Input rows
--- start ---

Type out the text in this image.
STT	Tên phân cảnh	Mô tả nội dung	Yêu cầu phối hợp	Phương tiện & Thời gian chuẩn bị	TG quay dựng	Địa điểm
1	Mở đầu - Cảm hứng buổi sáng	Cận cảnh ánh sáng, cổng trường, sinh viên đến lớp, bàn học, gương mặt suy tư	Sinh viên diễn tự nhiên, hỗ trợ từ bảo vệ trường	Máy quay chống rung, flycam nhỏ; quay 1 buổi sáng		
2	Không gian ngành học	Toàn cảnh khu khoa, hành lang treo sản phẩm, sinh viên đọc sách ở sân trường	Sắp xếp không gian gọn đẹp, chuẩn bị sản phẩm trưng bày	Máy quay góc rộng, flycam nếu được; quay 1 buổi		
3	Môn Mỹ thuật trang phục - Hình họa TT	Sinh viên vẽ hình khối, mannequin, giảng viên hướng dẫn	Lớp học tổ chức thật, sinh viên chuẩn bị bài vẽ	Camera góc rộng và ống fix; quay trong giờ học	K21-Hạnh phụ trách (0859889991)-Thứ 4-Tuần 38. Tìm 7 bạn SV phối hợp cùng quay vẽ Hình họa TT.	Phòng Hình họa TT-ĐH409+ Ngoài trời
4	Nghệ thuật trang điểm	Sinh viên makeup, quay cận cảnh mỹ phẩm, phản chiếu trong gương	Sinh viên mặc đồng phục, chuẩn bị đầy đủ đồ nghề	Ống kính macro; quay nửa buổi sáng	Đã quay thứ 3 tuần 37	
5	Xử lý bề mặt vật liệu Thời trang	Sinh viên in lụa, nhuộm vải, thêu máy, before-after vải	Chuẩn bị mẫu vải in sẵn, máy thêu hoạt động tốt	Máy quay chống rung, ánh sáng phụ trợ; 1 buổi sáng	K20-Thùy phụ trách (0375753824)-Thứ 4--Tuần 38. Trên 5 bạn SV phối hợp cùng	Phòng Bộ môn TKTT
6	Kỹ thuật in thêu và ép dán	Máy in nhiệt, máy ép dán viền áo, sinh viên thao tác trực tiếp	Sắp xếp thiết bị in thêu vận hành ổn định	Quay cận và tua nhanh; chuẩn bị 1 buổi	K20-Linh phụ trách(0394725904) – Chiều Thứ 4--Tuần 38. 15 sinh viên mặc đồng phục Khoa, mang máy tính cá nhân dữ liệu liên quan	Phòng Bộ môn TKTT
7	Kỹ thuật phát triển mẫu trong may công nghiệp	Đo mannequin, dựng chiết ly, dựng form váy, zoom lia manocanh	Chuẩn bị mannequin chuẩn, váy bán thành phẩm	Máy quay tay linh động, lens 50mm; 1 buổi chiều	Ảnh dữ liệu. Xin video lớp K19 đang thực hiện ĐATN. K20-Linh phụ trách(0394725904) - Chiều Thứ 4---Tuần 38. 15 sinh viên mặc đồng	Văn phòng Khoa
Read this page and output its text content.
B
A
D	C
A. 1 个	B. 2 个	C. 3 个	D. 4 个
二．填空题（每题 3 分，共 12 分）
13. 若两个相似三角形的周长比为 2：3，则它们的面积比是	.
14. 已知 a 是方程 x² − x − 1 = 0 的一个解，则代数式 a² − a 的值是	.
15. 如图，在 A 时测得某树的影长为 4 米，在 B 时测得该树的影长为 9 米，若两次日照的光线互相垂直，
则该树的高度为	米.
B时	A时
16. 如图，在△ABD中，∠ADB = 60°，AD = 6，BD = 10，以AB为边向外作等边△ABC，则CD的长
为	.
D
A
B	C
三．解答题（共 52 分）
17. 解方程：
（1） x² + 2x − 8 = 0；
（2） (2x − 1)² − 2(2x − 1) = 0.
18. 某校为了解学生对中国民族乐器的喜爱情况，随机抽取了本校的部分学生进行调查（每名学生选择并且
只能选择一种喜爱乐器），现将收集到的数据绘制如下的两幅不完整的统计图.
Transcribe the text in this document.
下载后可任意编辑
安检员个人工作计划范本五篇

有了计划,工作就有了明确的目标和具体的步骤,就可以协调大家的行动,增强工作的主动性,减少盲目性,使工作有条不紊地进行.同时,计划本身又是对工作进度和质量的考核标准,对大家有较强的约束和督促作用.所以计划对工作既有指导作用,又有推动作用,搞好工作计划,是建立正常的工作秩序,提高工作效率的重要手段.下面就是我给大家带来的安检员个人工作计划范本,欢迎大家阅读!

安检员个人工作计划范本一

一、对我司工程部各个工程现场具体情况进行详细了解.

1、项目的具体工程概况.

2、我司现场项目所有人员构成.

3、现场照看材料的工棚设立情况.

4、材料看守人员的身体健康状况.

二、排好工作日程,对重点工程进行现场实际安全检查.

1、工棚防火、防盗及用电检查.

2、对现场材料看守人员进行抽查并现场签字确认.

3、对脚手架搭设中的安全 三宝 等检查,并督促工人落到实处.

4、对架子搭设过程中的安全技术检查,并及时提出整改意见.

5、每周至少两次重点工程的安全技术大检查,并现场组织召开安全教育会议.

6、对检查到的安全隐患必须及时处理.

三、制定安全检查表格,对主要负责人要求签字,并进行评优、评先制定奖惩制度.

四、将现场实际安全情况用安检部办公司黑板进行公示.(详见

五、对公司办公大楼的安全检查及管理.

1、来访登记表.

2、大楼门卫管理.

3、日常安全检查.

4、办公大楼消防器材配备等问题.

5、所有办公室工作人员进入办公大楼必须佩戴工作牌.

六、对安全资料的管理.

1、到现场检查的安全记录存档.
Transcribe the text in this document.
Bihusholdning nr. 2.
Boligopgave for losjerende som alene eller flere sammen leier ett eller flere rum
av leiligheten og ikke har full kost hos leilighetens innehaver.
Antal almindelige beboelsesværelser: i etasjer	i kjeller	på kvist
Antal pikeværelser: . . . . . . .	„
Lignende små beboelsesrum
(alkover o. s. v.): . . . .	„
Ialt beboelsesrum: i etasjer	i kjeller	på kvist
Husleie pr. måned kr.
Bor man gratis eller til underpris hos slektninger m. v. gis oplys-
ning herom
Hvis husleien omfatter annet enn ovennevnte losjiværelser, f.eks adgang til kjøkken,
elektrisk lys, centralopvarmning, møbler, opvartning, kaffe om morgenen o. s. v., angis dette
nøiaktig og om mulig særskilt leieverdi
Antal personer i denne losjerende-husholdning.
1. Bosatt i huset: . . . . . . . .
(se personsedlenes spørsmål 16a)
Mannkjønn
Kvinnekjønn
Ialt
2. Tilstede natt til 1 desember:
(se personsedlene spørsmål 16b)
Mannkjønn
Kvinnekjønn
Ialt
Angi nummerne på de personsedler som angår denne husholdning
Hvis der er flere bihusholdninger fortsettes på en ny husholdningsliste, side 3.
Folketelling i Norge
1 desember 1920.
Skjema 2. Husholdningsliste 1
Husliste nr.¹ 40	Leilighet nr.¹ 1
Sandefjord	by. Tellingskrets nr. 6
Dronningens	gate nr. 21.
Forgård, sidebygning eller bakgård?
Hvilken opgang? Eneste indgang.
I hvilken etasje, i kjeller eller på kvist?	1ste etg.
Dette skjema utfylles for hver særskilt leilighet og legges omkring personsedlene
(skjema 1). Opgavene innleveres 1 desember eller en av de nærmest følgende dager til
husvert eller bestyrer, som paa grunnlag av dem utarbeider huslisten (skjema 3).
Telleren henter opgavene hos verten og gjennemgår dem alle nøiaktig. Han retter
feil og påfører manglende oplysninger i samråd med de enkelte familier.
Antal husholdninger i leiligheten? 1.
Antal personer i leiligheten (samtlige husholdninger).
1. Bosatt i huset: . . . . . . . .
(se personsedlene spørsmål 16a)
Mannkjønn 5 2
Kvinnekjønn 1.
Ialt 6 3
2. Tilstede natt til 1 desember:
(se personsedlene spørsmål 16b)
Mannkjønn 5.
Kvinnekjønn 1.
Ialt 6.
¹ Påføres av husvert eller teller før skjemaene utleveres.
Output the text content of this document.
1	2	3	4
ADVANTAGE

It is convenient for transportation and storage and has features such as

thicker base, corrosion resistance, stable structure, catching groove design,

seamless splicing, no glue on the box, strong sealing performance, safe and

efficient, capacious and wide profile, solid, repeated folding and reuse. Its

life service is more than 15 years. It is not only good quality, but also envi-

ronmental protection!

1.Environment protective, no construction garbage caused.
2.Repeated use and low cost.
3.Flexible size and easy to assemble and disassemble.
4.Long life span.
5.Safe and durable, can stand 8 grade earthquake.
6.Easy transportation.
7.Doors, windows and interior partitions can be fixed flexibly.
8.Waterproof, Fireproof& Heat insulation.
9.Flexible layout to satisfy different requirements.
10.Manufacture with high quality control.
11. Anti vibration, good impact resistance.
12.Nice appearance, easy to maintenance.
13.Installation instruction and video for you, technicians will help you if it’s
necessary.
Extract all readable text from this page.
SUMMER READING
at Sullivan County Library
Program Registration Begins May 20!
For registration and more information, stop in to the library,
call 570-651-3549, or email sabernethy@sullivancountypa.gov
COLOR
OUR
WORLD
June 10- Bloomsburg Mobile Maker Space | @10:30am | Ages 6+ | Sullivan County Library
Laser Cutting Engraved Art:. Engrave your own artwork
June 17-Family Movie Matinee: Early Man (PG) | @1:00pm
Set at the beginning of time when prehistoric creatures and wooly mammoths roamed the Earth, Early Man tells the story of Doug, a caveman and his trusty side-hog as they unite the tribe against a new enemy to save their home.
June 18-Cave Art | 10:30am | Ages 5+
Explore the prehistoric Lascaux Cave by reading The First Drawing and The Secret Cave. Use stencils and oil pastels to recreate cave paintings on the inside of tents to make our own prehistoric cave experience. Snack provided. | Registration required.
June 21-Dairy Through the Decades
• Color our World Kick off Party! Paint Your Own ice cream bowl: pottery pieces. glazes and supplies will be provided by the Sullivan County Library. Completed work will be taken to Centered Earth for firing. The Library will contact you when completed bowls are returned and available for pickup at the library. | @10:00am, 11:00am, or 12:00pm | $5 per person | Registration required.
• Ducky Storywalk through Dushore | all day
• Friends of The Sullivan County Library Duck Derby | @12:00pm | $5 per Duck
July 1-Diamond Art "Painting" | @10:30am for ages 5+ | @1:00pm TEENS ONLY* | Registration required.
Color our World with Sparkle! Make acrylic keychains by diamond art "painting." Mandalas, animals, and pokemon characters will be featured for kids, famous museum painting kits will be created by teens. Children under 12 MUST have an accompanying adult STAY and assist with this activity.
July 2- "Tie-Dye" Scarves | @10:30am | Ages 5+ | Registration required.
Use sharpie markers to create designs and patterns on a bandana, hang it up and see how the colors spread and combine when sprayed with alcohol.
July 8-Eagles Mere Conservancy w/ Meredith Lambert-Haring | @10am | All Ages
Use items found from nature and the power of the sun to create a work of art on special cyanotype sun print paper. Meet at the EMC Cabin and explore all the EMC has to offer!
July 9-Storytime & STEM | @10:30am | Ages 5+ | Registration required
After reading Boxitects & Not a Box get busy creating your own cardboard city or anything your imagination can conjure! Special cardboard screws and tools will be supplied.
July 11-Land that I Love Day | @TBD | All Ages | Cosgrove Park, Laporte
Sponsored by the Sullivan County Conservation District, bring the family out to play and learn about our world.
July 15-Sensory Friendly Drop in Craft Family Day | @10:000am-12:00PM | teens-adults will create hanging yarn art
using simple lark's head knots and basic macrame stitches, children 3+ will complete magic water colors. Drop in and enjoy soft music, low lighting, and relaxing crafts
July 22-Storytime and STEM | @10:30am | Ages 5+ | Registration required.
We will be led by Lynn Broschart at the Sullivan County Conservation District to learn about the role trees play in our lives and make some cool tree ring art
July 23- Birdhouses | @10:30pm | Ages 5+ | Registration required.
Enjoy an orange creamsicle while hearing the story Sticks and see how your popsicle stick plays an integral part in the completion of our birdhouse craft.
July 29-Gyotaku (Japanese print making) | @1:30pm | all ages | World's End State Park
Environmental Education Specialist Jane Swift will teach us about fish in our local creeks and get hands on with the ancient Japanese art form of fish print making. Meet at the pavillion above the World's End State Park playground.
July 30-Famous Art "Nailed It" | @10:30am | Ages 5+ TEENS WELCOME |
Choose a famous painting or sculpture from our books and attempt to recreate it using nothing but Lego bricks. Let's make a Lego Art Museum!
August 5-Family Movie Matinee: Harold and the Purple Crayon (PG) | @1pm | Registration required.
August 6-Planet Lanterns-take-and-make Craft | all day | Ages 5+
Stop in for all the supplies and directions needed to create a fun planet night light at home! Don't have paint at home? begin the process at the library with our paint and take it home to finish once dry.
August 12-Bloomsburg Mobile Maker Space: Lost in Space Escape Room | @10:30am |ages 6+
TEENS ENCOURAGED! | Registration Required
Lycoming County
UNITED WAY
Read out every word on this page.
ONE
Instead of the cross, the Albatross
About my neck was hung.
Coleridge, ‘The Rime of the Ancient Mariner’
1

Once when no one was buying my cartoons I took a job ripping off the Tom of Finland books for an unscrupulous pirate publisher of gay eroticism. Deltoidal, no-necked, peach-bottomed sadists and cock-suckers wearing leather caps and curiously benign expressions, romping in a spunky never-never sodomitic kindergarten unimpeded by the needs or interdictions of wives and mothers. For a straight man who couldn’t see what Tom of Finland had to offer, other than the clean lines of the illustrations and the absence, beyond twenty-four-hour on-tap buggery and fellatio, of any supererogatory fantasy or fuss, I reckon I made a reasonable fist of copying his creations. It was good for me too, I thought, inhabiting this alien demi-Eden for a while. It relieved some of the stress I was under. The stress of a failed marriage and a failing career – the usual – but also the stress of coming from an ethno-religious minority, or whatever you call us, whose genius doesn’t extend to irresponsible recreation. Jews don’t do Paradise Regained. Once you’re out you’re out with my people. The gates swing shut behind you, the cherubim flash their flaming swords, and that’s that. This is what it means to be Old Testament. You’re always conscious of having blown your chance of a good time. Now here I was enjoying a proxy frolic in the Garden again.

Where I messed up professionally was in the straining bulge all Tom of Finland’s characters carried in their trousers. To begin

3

--- end ---

Task
Each line that holds the word "August" should be extracted from the records.

Correct response
August 5-Family Movie Matinee: Harold and the Purple Crayon (PG) | @1pm | Registration required.
August 6-Planet Lanterns-take-and-make Craft | all day | Ages 5+
August 12-Bloomsburg Mobile Maker Space: Lost in Space Escape Room | @10:30am |ages 6+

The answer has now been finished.